◆ **Exercise instructions**
Among the lines of these entries, how many hold the word "profile"? State only the number.

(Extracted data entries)
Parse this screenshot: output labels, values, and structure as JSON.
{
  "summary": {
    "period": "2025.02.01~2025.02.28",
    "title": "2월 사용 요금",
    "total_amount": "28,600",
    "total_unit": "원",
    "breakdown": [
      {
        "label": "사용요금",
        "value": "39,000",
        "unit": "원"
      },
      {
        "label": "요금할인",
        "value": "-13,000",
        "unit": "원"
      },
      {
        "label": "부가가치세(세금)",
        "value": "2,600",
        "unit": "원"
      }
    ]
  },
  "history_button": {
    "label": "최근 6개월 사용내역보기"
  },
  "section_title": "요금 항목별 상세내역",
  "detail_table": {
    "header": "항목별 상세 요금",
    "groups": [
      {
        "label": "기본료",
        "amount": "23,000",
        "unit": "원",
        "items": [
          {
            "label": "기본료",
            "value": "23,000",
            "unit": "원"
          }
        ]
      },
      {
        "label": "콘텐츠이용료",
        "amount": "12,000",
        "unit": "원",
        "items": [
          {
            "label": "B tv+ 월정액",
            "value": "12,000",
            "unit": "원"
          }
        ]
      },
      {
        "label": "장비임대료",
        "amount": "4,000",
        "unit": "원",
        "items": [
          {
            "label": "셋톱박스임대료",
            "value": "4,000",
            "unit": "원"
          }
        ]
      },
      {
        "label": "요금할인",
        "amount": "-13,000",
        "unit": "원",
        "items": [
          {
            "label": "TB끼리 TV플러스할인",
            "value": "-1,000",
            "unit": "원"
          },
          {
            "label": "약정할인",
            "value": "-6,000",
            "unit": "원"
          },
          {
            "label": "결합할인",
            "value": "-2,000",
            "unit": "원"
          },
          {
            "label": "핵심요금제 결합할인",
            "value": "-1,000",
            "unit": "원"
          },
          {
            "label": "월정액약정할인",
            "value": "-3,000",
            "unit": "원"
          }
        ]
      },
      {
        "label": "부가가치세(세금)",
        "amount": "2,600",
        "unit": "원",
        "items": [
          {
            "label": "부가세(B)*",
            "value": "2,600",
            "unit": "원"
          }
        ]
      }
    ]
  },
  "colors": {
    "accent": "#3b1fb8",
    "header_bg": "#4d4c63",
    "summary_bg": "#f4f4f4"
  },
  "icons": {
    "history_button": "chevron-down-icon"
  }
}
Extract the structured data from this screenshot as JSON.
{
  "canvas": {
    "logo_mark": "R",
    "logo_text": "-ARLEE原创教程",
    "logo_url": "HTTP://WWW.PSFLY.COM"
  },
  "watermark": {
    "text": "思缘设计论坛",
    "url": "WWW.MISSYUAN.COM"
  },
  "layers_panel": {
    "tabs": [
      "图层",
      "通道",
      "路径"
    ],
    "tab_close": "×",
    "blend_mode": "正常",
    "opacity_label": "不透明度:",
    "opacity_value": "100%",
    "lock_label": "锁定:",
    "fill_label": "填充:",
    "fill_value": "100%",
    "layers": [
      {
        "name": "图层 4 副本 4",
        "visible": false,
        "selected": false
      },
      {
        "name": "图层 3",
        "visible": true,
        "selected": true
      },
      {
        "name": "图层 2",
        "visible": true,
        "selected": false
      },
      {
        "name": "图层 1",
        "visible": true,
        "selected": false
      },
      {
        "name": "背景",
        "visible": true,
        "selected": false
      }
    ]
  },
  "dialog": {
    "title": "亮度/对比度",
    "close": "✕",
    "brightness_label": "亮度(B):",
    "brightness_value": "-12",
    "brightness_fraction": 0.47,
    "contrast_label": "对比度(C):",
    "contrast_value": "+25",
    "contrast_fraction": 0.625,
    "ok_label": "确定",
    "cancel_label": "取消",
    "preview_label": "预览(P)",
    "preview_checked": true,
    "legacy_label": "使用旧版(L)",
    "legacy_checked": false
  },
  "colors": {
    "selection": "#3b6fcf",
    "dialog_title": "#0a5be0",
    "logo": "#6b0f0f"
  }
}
==
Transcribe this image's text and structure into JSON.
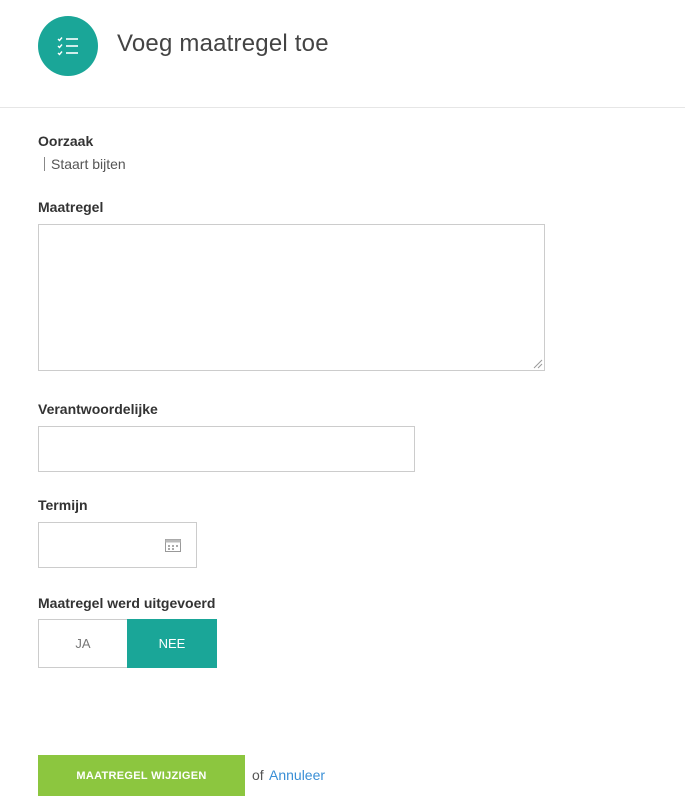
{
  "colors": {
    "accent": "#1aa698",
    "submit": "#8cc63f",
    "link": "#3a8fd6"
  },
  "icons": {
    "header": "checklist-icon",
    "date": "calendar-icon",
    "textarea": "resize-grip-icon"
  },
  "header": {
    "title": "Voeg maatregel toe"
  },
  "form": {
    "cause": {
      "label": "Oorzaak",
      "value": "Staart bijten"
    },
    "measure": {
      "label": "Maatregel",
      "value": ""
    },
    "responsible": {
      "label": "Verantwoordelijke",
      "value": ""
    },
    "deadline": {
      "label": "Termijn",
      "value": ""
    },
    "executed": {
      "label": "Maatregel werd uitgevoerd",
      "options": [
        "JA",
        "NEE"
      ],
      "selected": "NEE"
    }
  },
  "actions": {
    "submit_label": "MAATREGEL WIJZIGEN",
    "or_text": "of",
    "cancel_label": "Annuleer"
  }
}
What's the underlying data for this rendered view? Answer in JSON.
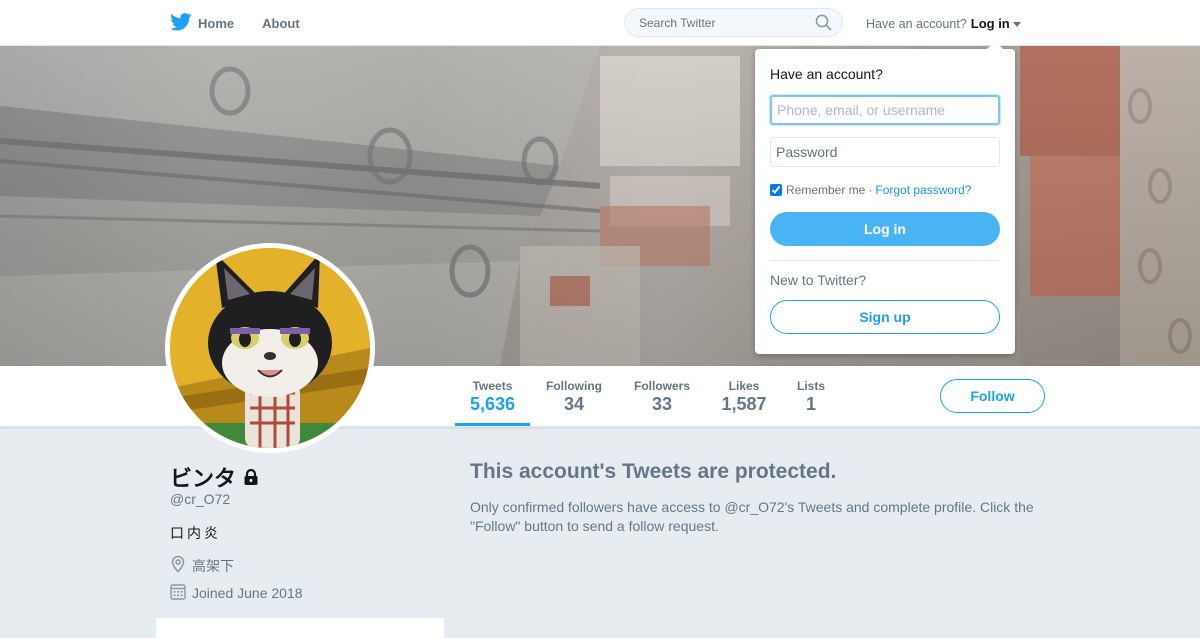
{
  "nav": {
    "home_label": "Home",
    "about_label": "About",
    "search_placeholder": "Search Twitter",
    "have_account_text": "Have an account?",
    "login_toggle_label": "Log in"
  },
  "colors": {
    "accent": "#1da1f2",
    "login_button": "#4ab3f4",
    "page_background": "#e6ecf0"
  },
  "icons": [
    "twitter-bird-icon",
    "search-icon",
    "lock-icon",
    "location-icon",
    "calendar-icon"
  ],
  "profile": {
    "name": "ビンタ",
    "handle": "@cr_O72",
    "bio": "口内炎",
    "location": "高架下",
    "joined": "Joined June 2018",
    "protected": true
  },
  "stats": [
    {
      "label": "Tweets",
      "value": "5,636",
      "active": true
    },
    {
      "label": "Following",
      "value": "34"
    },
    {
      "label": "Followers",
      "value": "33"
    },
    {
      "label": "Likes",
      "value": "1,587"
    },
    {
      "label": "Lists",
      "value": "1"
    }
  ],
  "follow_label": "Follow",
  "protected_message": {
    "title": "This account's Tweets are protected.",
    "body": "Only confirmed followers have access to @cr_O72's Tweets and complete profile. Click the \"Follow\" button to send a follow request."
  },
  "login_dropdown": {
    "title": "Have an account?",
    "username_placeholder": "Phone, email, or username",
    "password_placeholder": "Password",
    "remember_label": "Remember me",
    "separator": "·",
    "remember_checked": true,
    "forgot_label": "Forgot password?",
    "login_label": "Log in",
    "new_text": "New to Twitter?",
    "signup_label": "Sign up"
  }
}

◆ **Answer for this exercise**
2